§ Instructions to follow: Print, character for character, the part of the records that opens with the line containing "Localize all elements." and closes with the line containing "header-docs-line-1: Tài liệu", including both of those lines.

§ Input for this task:
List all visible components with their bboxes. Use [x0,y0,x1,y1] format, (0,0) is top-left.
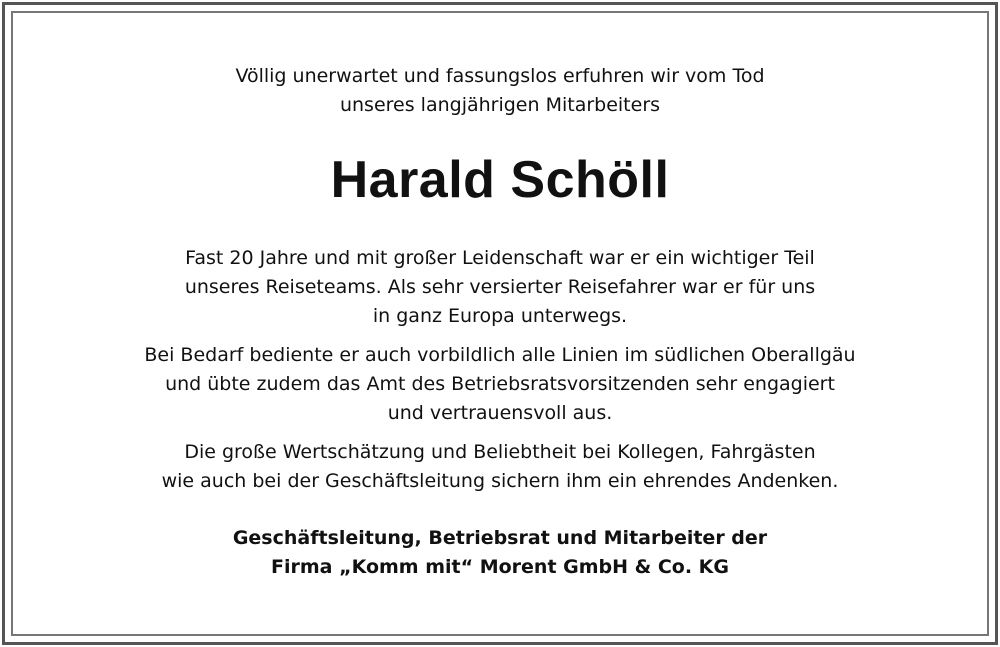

==

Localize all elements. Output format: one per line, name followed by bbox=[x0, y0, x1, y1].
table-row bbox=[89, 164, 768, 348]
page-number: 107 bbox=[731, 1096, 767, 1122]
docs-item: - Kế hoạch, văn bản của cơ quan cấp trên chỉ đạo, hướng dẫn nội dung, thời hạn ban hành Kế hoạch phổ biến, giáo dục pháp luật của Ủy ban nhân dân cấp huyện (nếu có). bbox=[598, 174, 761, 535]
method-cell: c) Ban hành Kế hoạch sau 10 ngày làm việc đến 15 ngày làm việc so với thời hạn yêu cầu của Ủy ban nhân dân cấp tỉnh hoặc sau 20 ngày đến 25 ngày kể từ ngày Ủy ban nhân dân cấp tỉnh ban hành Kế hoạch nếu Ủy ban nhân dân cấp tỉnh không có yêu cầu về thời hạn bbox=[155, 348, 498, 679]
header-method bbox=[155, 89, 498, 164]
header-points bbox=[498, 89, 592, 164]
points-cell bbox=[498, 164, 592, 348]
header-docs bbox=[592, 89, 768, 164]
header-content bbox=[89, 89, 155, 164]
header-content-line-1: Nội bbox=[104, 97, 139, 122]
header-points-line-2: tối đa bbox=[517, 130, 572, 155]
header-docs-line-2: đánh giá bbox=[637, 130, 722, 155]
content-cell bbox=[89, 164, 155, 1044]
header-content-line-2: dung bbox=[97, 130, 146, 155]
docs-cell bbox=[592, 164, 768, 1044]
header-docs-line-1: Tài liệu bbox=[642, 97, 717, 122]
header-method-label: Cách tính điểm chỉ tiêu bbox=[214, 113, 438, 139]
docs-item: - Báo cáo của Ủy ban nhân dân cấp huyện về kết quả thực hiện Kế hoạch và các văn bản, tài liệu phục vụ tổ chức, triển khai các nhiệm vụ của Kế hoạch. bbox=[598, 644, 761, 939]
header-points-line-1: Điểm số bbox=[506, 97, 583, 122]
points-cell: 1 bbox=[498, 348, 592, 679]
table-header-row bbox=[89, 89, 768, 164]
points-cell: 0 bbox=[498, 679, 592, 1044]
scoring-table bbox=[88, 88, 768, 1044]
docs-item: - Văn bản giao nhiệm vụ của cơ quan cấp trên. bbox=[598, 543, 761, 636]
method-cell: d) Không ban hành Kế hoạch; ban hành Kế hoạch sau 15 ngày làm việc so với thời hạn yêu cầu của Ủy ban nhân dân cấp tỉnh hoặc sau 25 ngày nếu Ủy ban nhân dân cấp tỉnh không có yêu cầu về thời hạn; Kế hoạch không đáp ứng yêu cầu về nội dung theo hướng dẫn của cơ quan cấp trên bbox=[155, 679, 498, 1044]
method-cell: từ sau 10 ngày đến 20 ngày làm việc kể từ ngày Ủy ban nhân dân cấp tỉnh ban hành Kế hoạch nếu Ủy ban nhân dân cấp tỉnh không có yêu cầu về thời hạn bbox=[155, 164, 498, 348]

§ Solution to this task:
Localize all elements. Output format: one per line, name followed by bbox=[x0, y0, x1, y1].
table-row bbox=[89, 164, 768, 348]
page-number: 107 bbox=[731, 1096, 767, 1122]
docs-item: - Kế hoạch, văn bản của cơ quan cấp trên chỉ đạo, hướng dẫn nội dung, thời hạn ban hành Kế hoạch phổ biến, giáo dục pháp luật của Ủy ban nhân dân cấp huyện (nếu có). bbox=[598, 174, 761, 535]
method-cell: c) Ban hành Kế hoạch sau 10 ngày làm việc đến 15 ngày làm việc so với thời hạn yêu cầu của Ủy ban nhân dân cấp tỉnh hoặc sau 20 ngày đến 25 ngày kể từ ngày Ủy ban nhân dân cấp tỉnh ban hành Kế hoạch nếu Ủy ban nhân dân cấp tỉnh không có yêu cầu về thời hạn bbox=[155, 348, 498, 679]
header-method bbox=[155, 89, 498, 164]
header-points bbox=[498, 89, 592, 164]
points-cell bbox=[498, 164, 592, 348]
header-docs bbox=[592, 89, 768, 164]
header-content bbox=[89, 89, 155, 164]
header-content-line-1: Nội bbox=[104, 97, 139, 122]
header-points-line-2: tối đa bbox=[517, 130, 572, 155]
header-docs-line-2: đánh giá bbox=[637, 130, 722, 155]
content-cell bbox=[89, 164, 155, 1044]
header-content-line-2: dung bbox=[97, 130, 146, 155]
docs-cell bbox=[592, 164, 768, 1044]
header-docs-line-1: Tài liệu bbox=[642, 97, 717, 122]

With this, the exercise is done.